(Stored entries):
— start —
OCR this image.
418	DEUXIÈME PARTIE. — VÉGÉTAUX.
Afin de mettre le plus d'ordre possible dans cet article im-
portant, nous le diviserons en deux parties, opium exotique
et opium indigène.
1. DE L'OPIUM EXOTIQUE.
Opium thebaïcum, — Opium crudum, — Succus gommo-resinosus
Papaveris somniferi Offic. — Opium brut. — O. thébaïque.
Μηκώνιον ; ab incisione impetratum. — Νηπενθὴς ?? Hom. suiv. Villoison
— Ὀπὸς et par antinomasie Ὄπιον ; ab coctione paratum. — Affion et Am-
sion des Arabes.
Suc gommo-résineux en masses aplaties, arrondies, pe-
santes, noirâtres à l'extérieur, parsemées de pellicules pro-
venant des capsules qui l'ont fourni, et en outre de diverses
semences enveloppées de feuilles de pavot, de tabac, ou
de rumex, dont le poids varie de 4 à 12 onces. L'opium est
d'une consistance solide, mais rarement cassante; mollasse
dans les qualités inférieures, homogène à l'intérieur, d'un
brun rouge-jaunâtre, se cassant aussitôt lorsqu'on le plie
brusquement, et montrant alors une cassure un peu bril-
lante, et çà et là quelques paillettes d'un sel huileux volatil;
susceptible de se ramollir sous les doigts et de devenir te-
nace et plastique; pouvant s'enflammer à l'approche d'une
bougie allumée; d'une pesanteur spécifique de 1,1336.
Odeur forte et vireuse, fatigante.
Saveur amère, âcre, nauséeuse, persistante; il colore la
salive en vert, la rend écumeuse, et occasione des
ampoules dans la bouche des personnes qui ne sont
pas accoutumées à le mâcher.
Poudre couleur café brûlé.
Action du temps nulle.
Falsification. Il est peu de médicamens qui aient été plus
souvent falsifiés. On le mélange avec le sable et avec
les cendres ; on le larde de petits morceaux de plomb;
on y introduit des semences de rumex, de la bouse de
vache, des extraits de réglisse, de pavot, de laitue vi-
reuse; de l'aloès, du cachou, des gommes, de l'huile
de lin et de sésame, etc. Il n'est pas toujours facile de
— end —
(Requirement): Wherever the string "rumex" appears in the entries above, list that line.

(Response to this exercise):
de rumex, dont le poids varie de 4 à 12 onces. L'opium est
on y introduit des semences de rumex, de la bouse de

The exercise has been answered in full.